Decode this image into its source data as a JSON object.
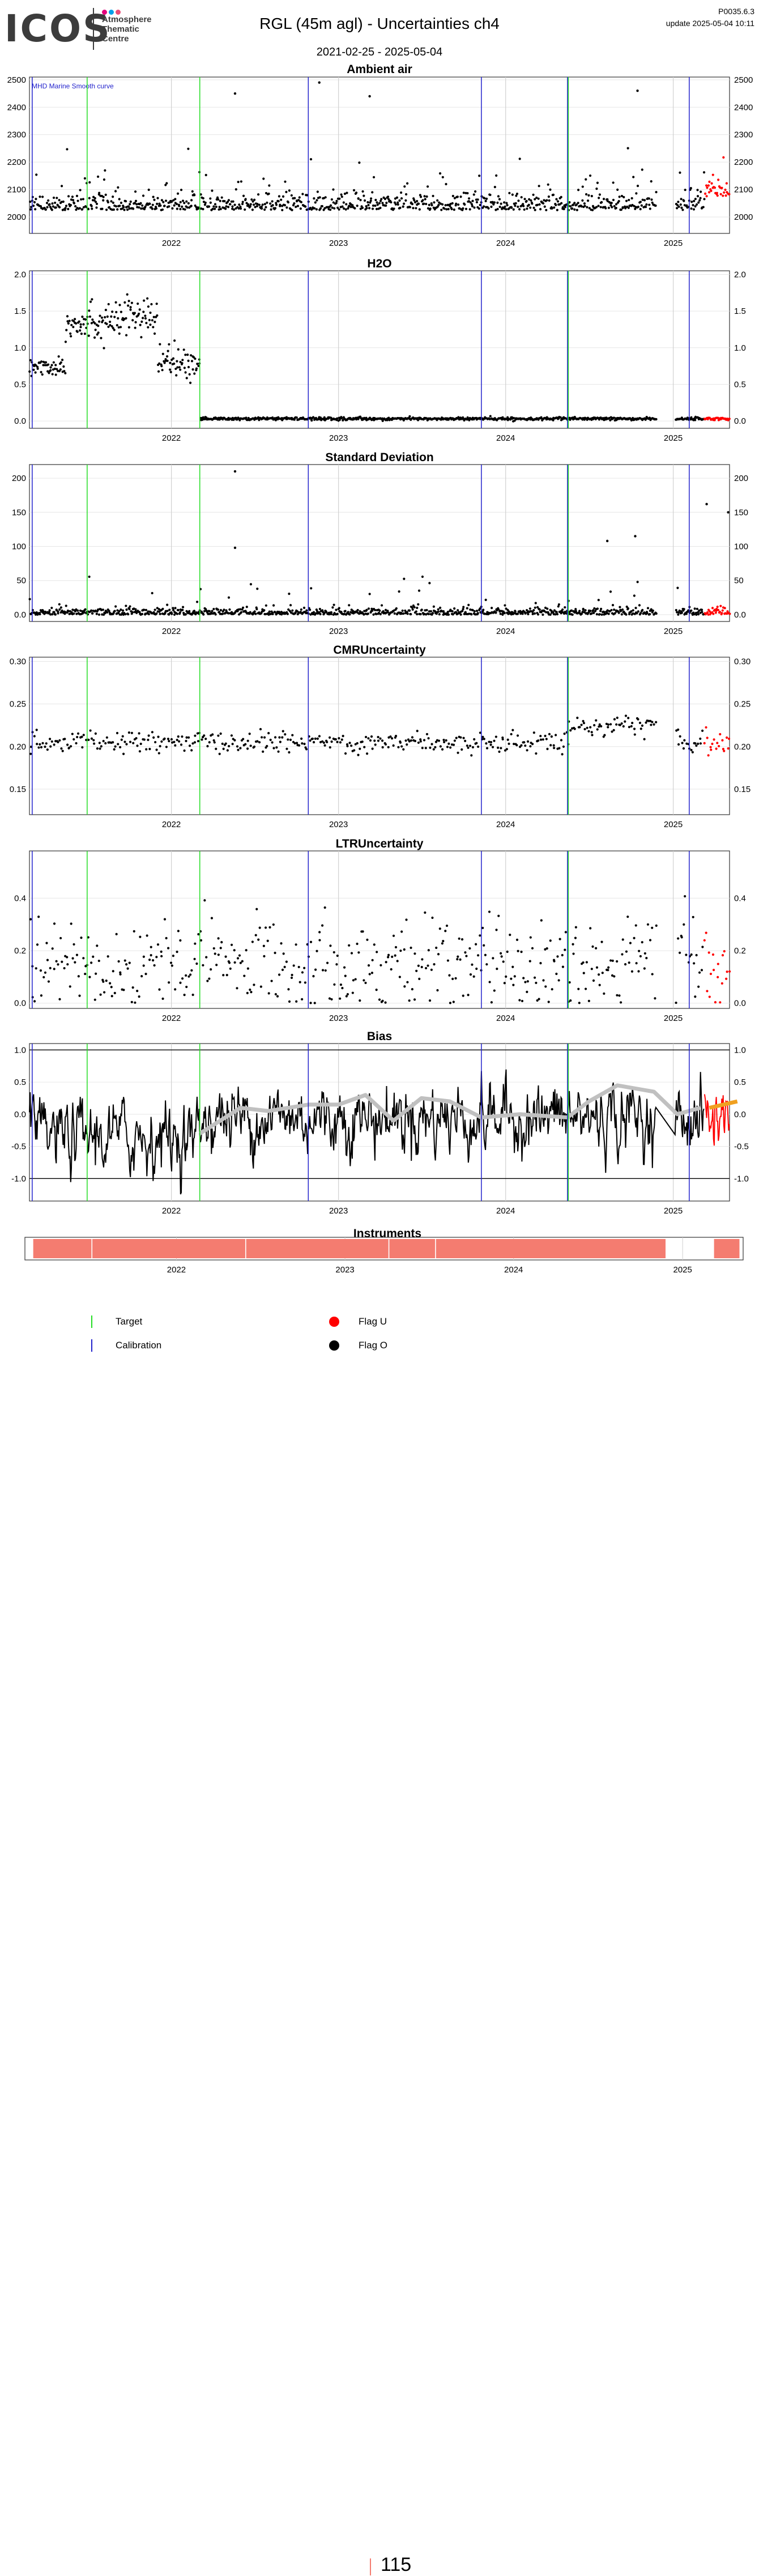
{
  "header": {
    "logo_text": "ICOS",
    "logo_subtitle_lines": [
      "Atmosphere",
      "Thematic",
      "Centre"
    ],
    "logo_dot_colors": [
      "#e4007c",
      "#00a0e9",
      "#e94e77"
    ],
    "title": "RGL  (45m agl) - Uncertainties ch4",
    "date_range": "2021-02-25 - 2025-05-04",
    "version": "P0035.6.3",
    "update": "update  2025-05-04 10:11"
  },
  "colors": {
    "target": "#22dd22",
    "calibration": "#2222cc",
    "flag_u": "#ff0000",
    "flag_o": "#000000",
    "smooth_curve": "#c0c0c0",
    "smooth_curve_recent": "#f0a020",
    "instrument": "#f47c70"
  },
  "events": {
    "target_dates": [
      "2021-07-01",
      "2022-03-04",
      "2024-05-17"
    ],
    "calibration_dates": [
      "2021-03-03",
      "2022-10-27",
      "2023-11-09",
      "2024-05-15",
      "2025-02-05"
    ]
  },
  "chart_data": [
    {
      "type": "scatter",
      "title": "Ambient air",
      "annotation": "MHD Marine Smooth curve",
      "x_ticks": [
        "2022",
        "2023",
        "2024",
        "2025"
      ],
      "y_ticks": [
        2000,
        2100,
        2200,
        2300,
        2400,
        2500
      ],
      "ylim": [
        1940,
        2510
      ],
      "gap": [
        "2024-11-25",
        "2025-01-05"
      ],
      "series": [
        {
          "flag": "O",
          "range": [
            "2021-02-25",
            "2025-03-10"
          ],
          "baseline": 2025,
          "spread": 60
        },
        {
          "flag": "U",
          "range": [
            "2025-03-10",
            "2025-05-04"
          ],
          "baseline": 2075,
          "spread": 50
        }
      ],
      "outliers": [
        {
          "date": "2022-05-20",
          "value": 2450
        },
        {
          "date": "2022-11-20",
          "value": 2490
        },
        {
          "date": "2023-03-10",
          "value": 2440
        },
        {
          "date": "2024-10-15",
          "value": 2460
        }
      ]
    },
    {
      "type": "scatter",
      "title": "H2O",
      "x_ticks": [
        "2022",
        "2023",
        "2024",
        "2025"
      ],
      "y_ticks": [
        0.0,
        0.5,
        1.0,
        1.5,
        2.0
      ],
      "ylim": [
        -0.1,
        2.05
      ],
      "gap": [
        "2024-11-25",
        "2025-01-05"
      ],
      "segments": [
        {
          "range": [
            "2021-02-25",
            "2021-05-15"
          ],
          "level": 0.75,
          "spread": 0.15
        },
        {
          "range": [
            "2021-05-15",
            "2021-08-01"
          ],
          "level": 1.35,
          "spread": 0.25
        },
        {
          "range": [
            "2021-08-01",
            "2021-12-01"
          ],
          "level": 1.4,
          "spread": 0.3
        },
        {
          "range": [
            "2021-12-01",
            "2022-03-05"
          ],
          "level": 0.8,
          "spread": 0.2
        },
        {
          "range": [
            "2022-03-05",
            "2025-05-04"
          ],
          "level": 0.03,
          "spread": 0.02
        }
      ]
    },
    {
      "type": "scatter",
      "title": "Standard Deviation",
      "x_ticks": [
        "2022",
        "2023",
        "2024",
        "2025"
      ],
      "y_ticks": [
        0,
        50,
        100,
        150,
        200
      ],
      "ylim": [
        -10,
        220
      ],
      "gap": [
        "2024-11-25",
        "2025-01-05"
      ],
      "baseline": 4,
      "spread": 8,
      "outliers": [
        {
          "date": "2022-05-20",
          "value": 210
        },
        {
          "date": "2022-05-20",
          "value": 98
        },
        {
          "date": "2025-03-15",
          "value": 162
        },
        {
          "date": "2025-05-01",
          "value": 150
        },
        {
          "date": "2024-10-10",
          "value": 115
        },
        {
          "date": "2024-08-10",
          "value": 108
        }
      ]
    },
    {
      "type": "scatter",
      "title": "CMRUncertainty",
      "x_ticks": [
        "2022",
        "2023",
        "2024",
        "2025"
      ],
      "y_ticks": [
        0.15,
        0.2,
        0.25,
        0.3
      ],
      "ylim": [
        0.12,
        0.305
      ],
      "gap": [
        "2024-11-25",
        "2025-01-05"
      ],
      "segments": [
        {
          "range": [
            "2021-02-25",
            "2024-05-17"
          ],
          "level": 0.205,
          "spread": 0.012
        },
        {
          "range": [
            "2024-05-17",
            "2024-11-25"
          ],
          "level": 0.225,
          "spread": 0.012
        },
        {
          "range": [
            "2025-01-05",
            "2025-05-04"
          ],
          "level": 0.205,
          "spread": 0.012
        }
      ]
    },
    {
      "type": "scatter",
      "title": "LTRUncertainty",
      "x_ticks": [
        "2022",
        "2023",
        "2024",
        "2025"
      ],
      "y_ticks": [
        0.0,
        0.2,
        0.4
      ],
      "ylim": [
        -0.02,
        0.58
      ],
      "gap": [
        "2024-11-25",
        "2025-01-05"
      ],
      "baseline": 0.15,
      "spread": 0.1
    },
    {
      "type": "line",
      "title": "Bias",
      "x_ticks": [
        "2022",
        "2023",
        "2024",
        "2025"
      ],
      "y_ticks": [
        -1.0,
        -0.5,
        0.0,
        0.5,
        1.0
      ],
      "ylim": [
        -1.35,
        1.1
      ],
      "gap": [
        "2024-11-25",
        "2025-01-05"
      ],
      "reference_lines": [
        -1.0,
        1.0
      ],
      "smooth_curve": [
        {
          "date": "2022-03-04",
          "value": -0.3
        },
        {
          "date": "2022-06-01",
          "value": 0.1
        },
        {
          "date": "2022-08-01",
          "value": 0.05
        },
        {
          "date": "2022-10-27",
          "value": 0.15
        },
        {
          "date": "2023-01-01",
          "value": 0.15
        },
        {
          "date": "2023-03-01",
          "value": 0.3
        },
        {
          "date": "2023-05-01",
          "value": -0.1
        },
        {
          "date": "2023-07-01",
          "value": 0.25
        },
        {
          "date": "2023-09-01",
          "value": 0.2
        },
        {
          "date": "2023-11-09",
          "value": -0.05
        },
        {
          "date": "2024-02-01",
          "value": 0.0
        },
        {
          "date": "2024-05-15",
          "value": -0.05
        },
        {
          "date": "2024-07-01",
          "value": 0.2
        },
        {
          "date": "2024-09-01",
          "value": 0.45
        },
        {
          "date": "2024-11-20",
          "value": 0.35
        },
        {
          "date": "2025-01-10",
          "value": 0.0
        },
        {
          "date": "2025-03-01",
          "value": 0.1
        },
        {
          "date": "2025-05-01",
          "value": 0.2
        }
      ]
    }
  ],
  "instruments": {
    "title": "Instruments",
    "x_ticks": [
      "2022",
      "2023",
      "2024",
      "2025"
    ],
    "bars": [
      {
        "start": "2021-02-25",
        "end": "2021-07-01"
      },
      {
        "start": "2021-07-03",
        "end": "2022-05-30"
      },
      {
        "start": "2022-06-01",
        "end": "2023-04-05"
      },
      {
        "start": "2023-04-07",
        "end": "2023-07-15"
      },
      {
        "start": "2023-07-17",
        "end": "2024-11-25"
      },
      {
        "start": "2025-03-10",
        "end": "2025-05-04"
      }
    ],
    "count": "115"
  },
  "legend": {
    "target": "Target",
    "calibration": "Calibration",
    "flag_u": "Flag U",
    "flag_o": "Flag O"
  }
}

────────────────────────────────────────

Every record above should be transcribed exactly; the pictures stay out of the copy.

Solution for this exercise ->
Decode this image into its source data as a JSON object.
{
  "header": {
    "logo_text": "ICOS",
    "logo_subtitle_lines": [
      "Atmosphere",
      "Thematic",
      "Centre"
    ],
    "logo_dot_colors": [
      "#e4007c",
      "#00a0e9",
      "#e94e77"
    ],
    "title": "RGL  (45m agl) - Uncertainties ch4",
    "date_range": "2021-02-25 - 2025-05-04",
    "version": "P0035.6.3",
    "update": "update  2025-05-04 10:11"
  },
  "colors": {
    "target": "#22dd22",
    "calibration": "#2222cc",
    "flag_u": "#ff0000",
    "flag_o": "#000000",
    "smooth_curve": "#c0c0c0",
    "smooth_curve_recent": "#f0a020",
    "instrument": "#f47c70"
  },
  "events": {
    "target_dates": [
      "2021-07-01",
      "2022-03-04",
      "2024-05-17"
    ],
    "calibration_dates": [
      "2021-03-03",
      "2022-10-27",
      "2023-11-09",
      "2024-05-15",
      "2025-02-05"
    ]
  },
  "chart_data": [
    {
      "type": "scatter",
      "title": "Ambient air",
      "annotation": "MHD Marine Smooth curve",
      "x_ticks": [
        "2022",
        "2023",
        "2024",
        "2025"
      ],
      "y_ticks": [
        2000,
        2100,
        2200,
        2300,
        2400,
        2500
      ],
      "ylim": [
        1940,
        2510
      ],
      "gap": [
        "2024-11-25",
        "2025-01-05"
      ],
      "series": [
        {
          "flag": "O",
          "range": [
            "2021-02-25",
            "2025-03-10"
          ],
          "baseline": 2025,
          "spread": 60
        },
        {
          "flag": "U",
          "range": [
            "2025-03-10",
            "2025-05-04"
          ],
          "baseline": 2075,
          "spread": 50
        }
      ],
      "outliers": [
        {
          "date": "2022-05-20",
          "value": 2450
        },
        {
          "date": "2022-11-20",
          "value": 2490
        },
        {
          "date": "2023-03-10",
          "value": 2440
        },
        {
          "date": "2024-10-15",
          "value": 2460
        }
      ]
    },
    {
      "type": "scatter",
      "title": "H2O",
      "x_ticks": [
        "2022",
        "2023",
        "2024",
        "2025"
      ],
      "y_ticks": [
        0.0,
        0.5,
        1.0,
        1.5,
        2.0
      ],
      "ylim": [
        -0.1,
        2.05
      ],
      "gap": [
        "2024-11-25",
        "2025-01-05"
      ],
      "segments": [
        {
          "range": [
            "2021-02-25",
            "2021-05-15"
          ],
          "level": 0.75,
          "spread": 0.15
        },
        {
          "range": [
            "2021-05-15",
            "2021-08-01"
          ],
          "level": 1.35,
          "spread": 0.25
        },
        {
          "range": [
            "2021-08-01",
            "2021-12-01"
          ],
          "level": 1.4,
          "spread": 0.3
        },
        {
          "range": [
            "2021-12-01",
            "2022-03-05"
          ],
          "level": 0.8,
          "spread": 0.2
        },
        {
          "range": [
            "2022-03-05",
            "2025-05-04"
          ],
          "level": 0.03,
          "spread": 0.02
        }
      ]
    },
    {
      "type": "scatter",
      "title": "Standard Deviation",
      "x_ticks": [
        "2022",
        "2023",
        "2024",
        "2025"
      ],
      "y_ticks": [
        0,
        50,
        100,
        150,
        200
      ],
      "ylim": [
        -10,
        220
      ],
      "gap": [
        "2024-11-25",
        "2025-01-05"
      ],
      "baseline": 4,
      "spread": 8,
      "outliers": [
        {
          "date": "2022-05-20",
          "value": 210
        },
        {
          "date": "2022-05-20",
          "value": 98
        },
        {
          "date": "2025-03-15",
          "value": 162
        },
        {
          "date": "2025-05-01",
          "value": 150
        },
        {
          "date": "2024-10-10",
          "value": 115
        },
        {
          "date": "2024-08-10",
          "value": 108
        }
      ]
    },
    {
      "type": "scatter",
      "title": "CMRUncertainty",
      "x_ticks": [
        "2022",
        "2023",
        "2024",
        "2025"
      ],
      "y_ticks": [
        0.15,
        0.2,
        0.25,
        0.3
      ],
      "ylim": [
        0.12,
        0.305
      ],
      "gap": [
        "2024-11-25",
        "2025-01-05"
      ],
      "segments": [
        {
          "range": [
            "2021-02-25",
            "2024-05-17"
          ],
          "level": 0.205,
          "spread": 0.012
        },
        {
          "range": [
            "2024-05-17",
            "2024-11-25"
          ],
          "level": 0.225,
          "spread": 0.012
        },
        {
          "range": [
            "2025-01-05",
            "2025-05-04"
          ],
          "level": 0.205,
          "spread": 0.012
        }
      ]
    },
    {
      "type": "scatter",
      "title": "LTRUncertainty",
      "x_ticks": [
        "2022",
        "2023",
        "2024",
        "2025"
      ],
      "y_ticks": [
        0.0,
        0.2,
        0.4
      ],
      "ylim": [
        -0.02,
        0.58
      ],
      "gap": [
        "2024-11-25",
        "2025-01-05"
      ],
      "baseline": 0.15,
      "spread": 0.1
    },
    {
      "type": "line",
      "title": "Bias",
      "x_ticks": [
        "2022",
        "2023",
        "2024",
        "2025"
      ],
      "y_ticks": [
        -1.0,
        -0.5,
        0.0,
        0.5,
        1.0
      ],
      "ylim": [
        -1.35,
        1.1
      ],
      "gap": [
        "2024-11-25",
        "2025-01-05"
      ],
      "reference_lines": [
        -1.0,
        1.0
      ],
      "smooth_curve": [
        {
          "date": "2022-03-04",
          "value": -0.3
        },
        {
          "date": "2022-06-01",
          "value": 0.1
        },
        {
          "date": "2022-08-01",
          "value": 0.05
        },
        {
          "date": "2022-10-27",
          "value": 0.15
        },
        {
          "date": "2023-01-01",
          "value": 0.15
        },
        {
          "date": "2023-03-01",
          "value": 0.3
        },
        {
          "date": "2023-05-01",
          "value": -0.1
        },
        {
          "date": "2023-07-01",
          "value": 0.25
        },
        {
          "date": "2023-09-01",
          "value": 0.2
        },
        {
          "date": "2023-11-09",
          "value": -0.05
        },
        {
          "date": "2024-02-01",
          "value": 0.0
        },
        {
          "date": "2024-05-15",
          "value": -0.05
        },
        {
          "date": "2024-07-01",
          "value": 0.2
        },
        {
          "date": "2024-09-01",
          "value": 0.45
        },
        {
          "date": "2024-11-20",
          "value": 0.35
        },
        {
          "date": "2025-01-10",
          "value": 0.0
        },
        {
          "date": "2025-03-01",
          "value": 0.1
        },
        {
          "date": "2025-05-01",
          "value": 0.2
        }
      ]
    }
  ],
  "instruments": {
    "title": "Instruments",
    "x_ticks": [
      "2022",
      "2023",
      "2024",
      "2025"
    ],
    "bars": [
      {
        "start": "2021-02-25",
        "end": "2021-07-01"
      },
      {
        "start": "2021-07-03",
        "end": "2022-05-30"
      },
      {
        "start": "2022-06-01",
        "end": "2023-04-05"
      },
      {
        "start": "2023-04-07",
        "end": "2023-07-15"
      },
      {
        "start": "2023-07-17",
        "end": "2024-11-25"
      },
      {
        "start": "2025-03-10",
        "end": "2025-05-04"
      }
    ],
    "count": "115"
  },
  "legend": {
    "target": "Target",
    "calibration": "Calibration",
    "flag_u": "Flag U",
    "flag_o": "Flag O"
  }
}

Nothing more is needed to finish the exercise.